◆ **Set problem**: Reproduce every record below exactly as it appears.

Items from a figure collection
- - -
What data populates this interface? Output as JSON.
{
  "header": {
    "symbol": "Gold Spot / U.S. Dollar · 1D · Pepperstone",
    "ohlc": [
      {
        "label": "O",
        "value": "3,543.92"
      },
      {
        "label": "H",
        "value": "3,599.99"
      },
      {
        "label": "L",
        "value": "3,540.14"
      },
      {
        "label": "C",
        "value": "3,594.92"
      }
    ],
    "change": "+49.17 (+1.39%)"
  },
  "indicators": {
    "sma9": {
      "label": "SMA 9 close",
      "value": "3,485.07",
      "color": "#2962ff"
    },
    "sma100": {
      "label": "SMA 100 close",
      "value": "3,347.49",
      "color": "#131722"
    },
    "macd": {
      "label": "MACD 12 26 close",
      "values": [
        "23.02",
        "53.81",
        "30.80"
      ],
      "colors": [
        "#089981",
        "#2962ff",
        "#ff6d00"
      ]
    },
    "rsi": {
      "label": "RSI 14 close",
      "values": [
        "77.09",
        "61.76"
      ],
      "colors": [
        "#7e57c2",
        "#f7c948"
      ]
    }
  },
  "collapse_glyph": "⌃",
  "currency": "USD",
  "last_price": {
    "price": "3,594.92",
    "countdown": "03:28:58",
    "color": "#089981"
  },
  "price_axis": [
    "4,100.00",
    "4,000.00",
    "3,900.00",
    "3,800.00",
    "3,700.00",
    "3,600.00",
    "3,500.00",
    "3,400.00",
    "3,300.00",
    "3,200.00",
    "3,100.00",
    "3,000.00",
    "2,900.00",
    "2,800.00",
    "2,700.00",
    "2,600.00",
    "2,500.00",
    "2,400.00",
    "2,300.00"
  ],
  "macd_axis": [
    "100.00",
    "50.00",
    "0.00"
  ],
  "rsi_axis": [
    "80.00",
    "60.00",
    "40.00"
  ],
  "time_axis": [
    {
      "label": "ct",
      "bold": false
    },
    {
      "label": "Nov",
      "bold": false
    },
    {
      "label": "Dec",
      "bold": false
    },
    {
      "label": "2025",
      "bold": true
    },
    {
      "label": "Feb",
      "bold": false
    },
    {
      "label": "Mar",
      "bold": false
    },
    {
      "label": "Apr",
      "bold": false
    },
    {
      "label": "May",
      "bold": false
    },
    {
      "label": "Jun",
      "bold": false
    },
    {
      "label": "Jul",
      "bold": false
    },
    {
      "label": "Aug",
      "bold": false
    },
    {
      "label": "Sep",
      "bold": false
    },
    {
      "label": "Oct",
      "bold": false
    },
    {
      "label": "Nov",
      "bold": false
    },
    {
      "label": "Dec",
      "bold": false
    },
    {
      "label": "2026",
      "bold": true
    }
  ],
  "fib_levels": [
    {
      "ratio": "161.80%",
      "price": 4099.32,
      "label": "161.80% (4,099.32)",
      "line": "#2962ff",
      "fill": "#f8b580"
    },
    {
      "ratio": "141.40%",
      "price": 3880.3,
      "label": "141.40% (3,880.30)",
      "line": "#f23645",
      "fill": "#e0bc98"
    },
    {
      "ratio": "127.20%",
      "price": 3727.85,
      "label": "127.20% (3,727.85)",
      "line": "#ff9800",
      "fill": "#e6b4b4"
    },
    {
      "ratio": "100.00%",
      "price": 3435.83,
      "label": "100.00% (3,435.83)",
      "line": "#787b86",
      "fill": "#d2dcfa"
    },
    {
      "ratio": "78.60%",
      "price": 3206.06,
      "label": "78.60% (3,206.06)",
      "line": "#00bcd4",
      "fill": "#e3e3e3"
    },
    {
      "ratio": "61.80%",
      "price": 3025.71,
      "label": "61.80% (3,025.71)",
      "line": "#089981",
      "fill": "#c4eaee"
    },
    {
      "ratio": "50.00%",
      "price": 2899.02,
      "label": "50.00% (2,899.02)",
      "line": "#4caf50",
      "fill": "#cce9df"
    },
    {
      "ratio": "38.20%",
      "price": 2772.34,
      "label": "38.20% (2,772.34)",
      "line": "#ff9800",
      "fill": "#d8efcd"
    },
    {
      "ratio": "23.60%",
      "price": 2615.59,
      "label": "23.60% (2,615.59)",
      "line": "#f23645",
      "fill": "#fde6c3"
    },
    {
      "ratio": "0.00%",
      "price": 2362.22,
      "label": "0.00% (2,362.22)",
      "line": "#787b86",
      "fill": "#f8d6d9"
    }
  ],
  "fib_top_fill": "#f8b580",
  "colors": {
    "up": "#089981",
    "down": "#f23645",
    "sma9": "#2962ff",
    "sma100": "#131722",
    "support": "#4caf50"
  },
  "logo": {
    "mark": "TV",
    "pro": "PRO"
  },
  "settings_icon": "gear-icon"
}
- - -
◆ **Problem solution**:
What data populates this interface? Output as JSON.
{
  "header": {
    "symbol": "Gold Spot / U.S. Dollar · 1D · Pepperstone",
    "ohlc": [
      {
        "label": "O",
        "value": "3,543.92"
      },
      {
        "label": "H",
        "value": "3,599.99"
      },
      {
        "label": "L",
        "value": "3,540.14"
      },
      {
        "label": "C",
        "value": "3,594.92"
      }
    ],
    "change": "+49.17 (+1.39%)"
  },
  "indicators": {
    "sma9": {
      "label": "SMA 9 close",
      "value": "3,485.07",
      "color": "#2962ff"
    },
    "sma100": {
      "label": "SMA 100 close",
      "value": "3,347.49",
      "color": "#131722"
    },
    "macd": {
      "label": "MACD 12 26 close",
      "values": [
        "23.02",
        "53.81",
        "30.80"
      ],
      "colors": [
        "#089981",
        "#2962ff",
        "#ff6d00"
      ]
    },
    "rsi": {
      "label": "RSI 14 close",
      "values": [
        "77.09",
        "61.76"
      ],
      "colors": [
        "#7e57c2",
        "#f7c948"
      ]
    }
  },
  "collapse_glyph": "⌃",
  "currency": "USD",
  "last_price": {
    "price": "3,594.92",
    "countdown": "03:28:58",
    "color": "#089981"
  },
  "price_axis": [
    "4,100.00",
    "4,000.00",
    "3,900.00",
    "3,800.00",
    "3,700.00",
    "3,600.00",
    "3,500.00",
    "3,400.00",
    "3,300.00",
    "3,200.00",
    "3,100.00",
    "3,000.00",
    "2,900.00",
    "2,800.00",
    "2,700.00",
    "2,600.00",
    "2,500.00",
    "2,400.00",
    "2,300.00"
  ],
  "macd_axis": [
    "100.00",
    "50.00",
    "0.00"
  ],
  "rsi_axis": [
    "80.00",
    "60.00",
    "40.00"
  ],
  "time_axis": [
    {
      "label": "ct",
      "bold": false
    },
    {
      "label": "Nov",
      "bold": false
    },
    {
      "label": "Dec",
      "bold": false
    },
    {
      "label": "2025",
      "bold": true
    },
    {
      "label": "Feb",
      "bold": false
    },
    {
      "label": "Mar",
      "bold": false
    },
    {
      "label": "Apr",
      "bold": false
    },
    {
      "label": "May",
      "bold": false
    },
    {
      "label": "Jun",
      "bold": false
    },
    {
      "label": "Jul",
      "bold": false
    },
    {
      "label": "Aug",
      "bold": false
    },
    {
      "label": "Sep",
      "bold": false
    },
    {
      "label": "Oct",
      "bold": false
    },
    {
      "label": "Nov",
      "bold": false
    },
    {
      "label": "Dec",
      "bold": false
    },
    {
      "label": "2026",
      "bold": true
    }
  ],
  "fib_levels": [
    {
      "ratio": "161.80%",
      "price": 4099.32,
      "label": "161.80% (4,099.32)",
      "line": "#2962ff",
      "fill": "#f8b580"
    },
    {
      "ratio": "141.40%",
      "price": 3880.3,
      "label": "141.40% (3,880.30)",
      "line": "#f23645",
      "fill": "#e0bc98"
    },
    {
      "ratio": "127.20%",
      "price": 3727.85,
      "label": "127.20% (3,727.85)",
      "line": "#ff9800",
      "fill": "#e6b4b4"
    },
    {
      "ratio": "100.00%",
      "price": 3435.83,
      "label": "100.00% (3,435.83)",
      "line": "#787b86",
      "fill": "#d2dcfa"
    },
    {
      "ratio": "78.60%",
      "price": 3206.06,
      "label": "78.60% (3,206.06)",
      "line": "#00bcd4",
      "fill": "#e3e3e3"
    },
    {
      "ratio": "61.80%",
      "price": 3025.71,
      "label": "61.80% (3,025.71)",
      "line": "#089981",
      "fill": "#c4eaee"
    },
    {
      "ratio": "50.00%",
      "price": 2899.02,
      "label": "50.00% (2,899.02)",
      "line": "#4caf50",
      "fill": "#cce9df"
    },
    {
      "ratio": "38.20%",
      "price": 2772.34,
      "label": "38.20% (2,772.34)",
      "line": "#ff9800",
      "fill": "#d8efcd"
    },
    {
      "ratio": "23.60%",
      "price": 2615.59,
      "label": "23.60% (2,615.59)",
      "line": "#f23645",
      "fill": "#fde6c3"
    },
    {
      "ratio": "0.00%",
      "price": 2362.22,
      "label": "0.00% (2,362.22)",
      "line": "#787b86",
      "fill": "#f8d6d9"
    }
  ],
  "fib_top_fill": "#f8b580",
  "colors": {
    "up": "#089981",
    "down": "#f23645",
    "sma9": "#2962ff",
    "sma100": "#131722",
    "support": "#4caf50"
  },
  "logo": {
    "mark": "TV",
    "pro": "PRO"
  },
  "settings_icon": "gear-icon"
}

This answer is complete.